#### DATA PROVIDED:
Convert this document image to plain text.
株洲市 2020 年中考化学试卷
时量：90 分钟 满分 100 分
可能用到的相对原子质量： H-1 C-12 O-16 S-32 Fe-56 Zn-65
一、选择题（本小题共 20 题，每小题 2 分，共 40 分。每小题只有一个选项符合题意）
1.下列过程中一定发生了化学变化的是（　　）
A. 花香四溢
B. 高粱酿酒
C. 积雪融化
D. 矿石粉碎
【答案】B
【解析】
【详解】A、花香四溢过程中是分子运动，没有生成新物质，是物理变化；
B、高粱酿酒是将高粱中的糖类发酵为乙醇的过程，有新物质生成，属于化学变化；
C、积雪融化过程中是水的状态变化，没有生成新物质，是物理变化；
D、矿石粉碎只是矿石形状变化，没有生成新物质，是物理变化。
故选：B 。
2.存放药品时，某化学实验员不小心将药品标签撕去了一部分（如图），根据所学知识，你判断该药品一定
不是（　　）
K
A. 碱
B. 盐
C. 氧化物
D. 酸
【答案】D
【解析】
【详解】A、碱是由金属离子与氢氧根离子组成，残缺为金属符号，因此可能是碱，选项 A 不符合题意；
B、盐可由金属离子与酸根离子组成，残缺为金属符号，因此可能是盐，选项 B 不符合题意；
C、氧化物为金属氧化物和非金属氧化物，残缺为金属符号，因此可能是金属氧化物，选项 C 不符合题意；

#### WHAT THE TASK ASKS:
Exactly as shown, repeat every record.

#### SOLUTION FOR THIS EXERCISE:
Convert this document image to plain text.
株洲市 2020 年中考化学试卷
时量：90 分钟 满分 100 分
可能用到的相对原子质量： H-1 C-12 O-16 S-32 Fe-56 Zn-65
一、选择题（本小题共 20 题，每小题 2 分，共 40 分。每小题只有一个选项符合题意）
1.下列过程中一定发生了化学变化的是（　　）
A. 花香四溢
B. 高粱酿酒
C. 积雪融化
D. 矿石粉碎
【答案】B
【解析】
【详解】A、花香四溢过程中是分子运动，没有生成新物质，是物理变化；
B、高粱酿酒是将高粱中的糖类发酵为乙醇的过程，有新物质生成，属于化学变化；
C、积雪融化过程中是水的状态变化，没有生成新物质，是物理变化；
D、矿石粉碎只是矿石形状变化，没有生成新物质，是物理变化。
故选：B 。
2.存放药品时，某化学实验员不小心将药品标签撕去了一部分（如图），根据所学知识，你判断该药品一定
不是（　　）
K
A. 碱
B. 盐
C. 氧化物
D. 酸
【答案】D
【解析】
【详解】A、碱是由金属离子与氢氧根离子组成，残缺为金属符号，因此可能是碱，选项 A 不符合题意；
B、盐可由金属离子与酸根离子组成，残缺为金属符号，因此可能是盐，选项 B 不符合题意；
C、氧化物为金属氧化物和非金属氧化物，残缺为金属符号，因此可能是金属氧化物，选项 C 不符合题意；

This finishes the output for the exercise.